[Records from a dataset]
__________

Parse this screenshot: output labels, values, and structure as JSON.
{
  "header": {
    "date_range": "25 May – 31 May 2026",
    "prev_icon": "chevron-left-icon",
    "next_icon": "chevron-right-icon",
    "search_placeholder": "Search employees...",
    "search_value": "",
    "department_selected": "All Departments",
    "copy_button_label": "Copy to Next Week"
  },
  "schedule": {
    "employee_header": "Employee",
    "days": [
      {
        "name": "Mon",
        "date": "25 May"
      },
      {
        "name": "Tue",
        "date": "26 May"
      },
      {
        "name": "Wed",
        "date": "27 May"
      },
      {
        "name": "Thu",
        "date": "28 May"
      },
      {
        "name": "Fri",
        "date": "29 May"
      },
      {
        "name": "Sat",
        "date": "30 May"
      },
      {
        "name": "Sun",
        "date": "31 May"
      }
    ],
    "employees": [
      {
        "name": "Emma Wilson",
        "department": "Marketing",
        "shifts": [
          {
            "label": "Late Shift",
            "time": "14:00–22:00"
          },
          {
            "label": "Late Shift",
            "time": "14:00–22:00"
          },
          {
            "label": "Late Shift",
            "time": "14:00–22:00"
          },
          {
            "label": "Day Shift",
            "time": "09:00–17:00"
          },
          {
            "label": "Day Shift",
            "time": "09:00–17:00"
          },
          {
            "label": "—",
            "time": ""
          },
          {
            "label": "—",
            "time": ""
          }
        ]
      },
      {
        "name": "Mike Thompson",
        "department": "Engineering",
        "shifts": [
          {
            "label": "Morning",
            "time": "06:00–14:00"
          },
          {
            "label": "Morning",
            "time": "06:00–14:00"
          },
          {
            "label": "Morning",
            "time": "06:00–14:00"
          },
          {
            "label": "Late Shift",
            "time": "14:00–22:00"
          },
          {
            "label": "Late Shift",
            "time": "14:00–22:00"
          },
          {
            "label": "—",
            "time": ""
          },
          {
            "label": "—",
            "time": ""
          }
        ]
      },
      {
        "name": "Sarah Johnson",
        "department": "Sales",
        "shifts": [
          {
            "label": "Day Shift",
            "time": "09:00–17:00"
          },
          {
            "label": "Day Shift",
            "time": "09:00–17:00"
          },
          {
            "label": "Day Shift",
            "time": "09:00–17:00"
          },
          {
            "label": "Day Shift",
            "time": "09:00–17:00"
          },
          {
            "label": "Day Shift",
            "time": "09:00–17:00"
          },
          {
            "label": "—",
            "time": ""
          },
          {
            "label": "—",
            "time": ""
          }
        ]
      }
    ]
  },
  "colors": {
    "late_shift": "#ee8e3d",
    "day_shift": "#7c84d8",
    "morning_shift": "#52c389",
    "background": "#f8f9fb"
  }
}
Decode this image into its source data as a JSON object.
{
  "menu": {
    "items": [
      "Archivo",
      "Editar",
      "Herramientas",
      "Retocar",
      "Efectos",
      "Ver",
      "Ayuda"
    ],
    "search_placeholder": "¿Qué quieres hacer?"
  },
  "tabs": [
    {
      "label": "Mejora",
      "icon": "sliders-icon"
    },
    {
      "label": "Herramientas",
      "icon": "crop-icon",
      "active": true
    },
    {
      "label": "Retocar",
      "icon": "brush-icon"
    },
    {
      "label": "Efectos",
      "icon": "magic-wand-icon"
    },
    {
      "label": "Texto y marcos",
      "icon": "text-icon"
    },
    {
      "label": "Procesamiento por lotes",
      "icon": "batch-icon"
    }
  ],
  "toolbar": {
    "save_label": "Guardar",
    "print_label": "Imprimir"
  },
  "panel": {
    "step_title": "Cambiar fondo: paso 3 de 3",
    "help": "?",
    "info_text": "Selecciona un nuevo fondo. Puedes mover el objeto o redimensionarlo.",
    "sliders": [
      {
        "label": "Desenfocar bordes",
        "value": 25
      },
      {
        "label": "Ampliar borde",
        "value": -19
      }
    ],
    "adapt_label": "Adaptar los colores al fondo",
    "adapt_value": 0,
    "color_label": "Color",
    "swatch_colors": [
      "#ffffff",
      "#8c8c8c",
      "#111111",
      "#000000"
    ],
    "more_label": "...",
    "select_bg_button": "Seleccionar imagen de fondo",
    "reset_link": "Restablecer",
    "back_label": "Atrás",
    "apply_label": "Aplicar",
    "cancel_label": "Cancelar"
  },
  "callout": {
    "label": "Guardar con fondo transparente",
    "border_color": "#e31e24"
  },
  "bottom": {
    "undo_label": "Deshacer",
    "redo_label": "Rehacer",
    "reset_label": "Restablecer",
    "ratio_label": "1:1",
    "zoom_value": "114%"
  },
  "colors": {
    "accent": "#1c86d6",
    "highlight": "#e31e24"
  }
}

__________

> **Direction**:
Each entry must be reproduced verbatim.

> **Answer for this exercise**:
Parse this screenshot: output labels, values, and structure as JSON.
{
  "header": {
    "date_range": "25 May – 31 May 2026",
    "prev_icon": "chevron-left-icon",
    "next_icon": "chevron-right-icon",
    "search_placeholder": "Search employees...",
    "search_value": "",
    "department_selected": "All Departments",
    "copy_button_label": "Copy to Next Week"
  },
  "schedule": {
    "employee_header": "Employee",
    "days": [
      {
        "name": "Mon",
        "date": "25 May"
      },
      {
        "name": "Tue",
        "date": "26 May"
      },
      {
        "name": "Wed",
        "date": "27 May"
      },
      {
        "name": "Thu",
        "date": "28 May"
      },
      {
        "name": "Fri",
        "date": "29 May"
      },
      {
        "name": "Sat",
        "date": "30 May"
      },
      {
        "name": "Sun",
        "date": "31 May"
      }
    ],
    "employees": [
      {
        "name": "Emma Wilson",
        "department": "Marketing",
        "shifts": [
          {
            "label": "Late Shift",
            "time": "14:00–22:00"
          },
          {
            "label": "Late Shift",
            "time": "14:00–22:00"
          },
          {
            "label": "Late Shift",
            "time": "14:00–22:00"
          },
          {
            "label": "Day Shift",
            "time": "09:00–17:00"
          },
          {
            "label": "Day Shift",
            "time": "09:00–17:00"
          },
          {
            "label": "—",
            "time": ""
          },
          {
            "label": "—",
            "time": ""
          }
        ]
      },
      {
        "name": "Mike Thompson",
        "department": "Engineering",
        "shifts": [
          {
            "label": "Morning",
            "time": "06:00–14:00"
          },
          {
            "label": "Morning",
            "time": "06:00–14:00"
          },
          {
            "label": "Morning",
            "time": "06:00–14:00"
          },
          {
            "label": "Late Shift",
            "time": "14:00–22:00"
          },
          {
            "label": "Late Shift",
            "time": "14:00–22:00"
          },
          {
            "label": "—",
            "time": ""
          },
          {
            "label": "—",
            "time": ""
          }
        ]
      },
      {
        "name": "Sarah Johnson",
        "department": "Sales",
        "shifts": [
          {
            "label": "Day Shift",
            "time": "09:00–17:00"
          },
          {
            "label": "Day Shift",
            "time": "09:00–17:00"
          },
          {
            "label": "Day Shift",
            "time": "09:00–17:00"
          },
          {
            "label": "Day Shift",
            "time": "09:00–17:00"
          },
          {
            "label": "Day Shift",
            "time": "09:00–17:00"
          },
          {
            "label": "—",
            "time": ""
          },
          {
            "label": "—",
            "time": ""
          }
        ]
      }
    ]
  },
  "colors": {
    "late_shift": "#ee8e3d",
    "day_shift": "#7c84d8",
    "morning_shift": "#52c389",
    "background": "#f8f9fb"
  }
}
Decode this image into its source data as a JSON object.
{
  "menu": {
    "items": [
      "Archivo",
      "Editar",
      "Herramientas",
      "Retocar",
      "Efectos",
      "Ver",
      "Ayuda"
    ],
    "search_placeholder": "¿Qué quieres hacer?"
  },
  "tabs": [
    {
      "label": "Mejora",
      "icon": "sliders-icon"
    },
    {
      "label": "Herramientas",
      "icon": "crop-icon",
      "active": true
    },
    {
      "label": "Retocar",
      "icon": "brush-icon"
    },
    {
      "label": "Efectos",
      "icon": "magic-wand-icon"
    },
    {
      "label": "Texto y marcos",
      "icon": "text-icon"
    },
    {
      "label": "Procesamiento por lotes",
      "icon": "batch-icon"
    }
  ],
  "toolbar": {
    "save_label": "Guardar",
    "print_label": "Imprimir"
  },
  "panel": {
    "step_title": "Cambiar fondo: paso 3 de 3",
    "help": "?",
    "info_text": "Selecciona un nuevo fondo. Puedes mover el objeto o redimensionarlo.",
    "sliders": [
      {
        "label": "Desenfocar bordes",
        "value": 25
      },
      {
        "label": "Ampliar borde",
        "value": -19
      }
    ],
    "adapt_label": "Adaptar los colores al fondo",
    "adapt_value": 0,
    "color_label": "Color",
    "swatch_colors": [
      "#ffffff",
      "#8c8c8c",
      "#111111",
      "#000000"
    ],
    "more_label": "...",
    "select_bg_button": "Seleccionar imagen de fondo",
    "reset_link": "Restablecer",
    "back_label": "Atrás",
    "apply_label": "Aplicar",
    "cancel_label": "Cancelar"
  },
  "callout": {
    "label": "Guardar con fondo transparente",
    "border_color": "#e31e24"
  },
  "bottom": {
    "undo_label": "Deshacer",
    "redo_label": "Rehacer",
    "reset_label": "Restablecer",
    "ratio_label": "1:1",
    "zoom_value": "114%"
  },
  "colors": {
    "accent": "#1c86d6",
    "highlight": "#e31e24"
  }
}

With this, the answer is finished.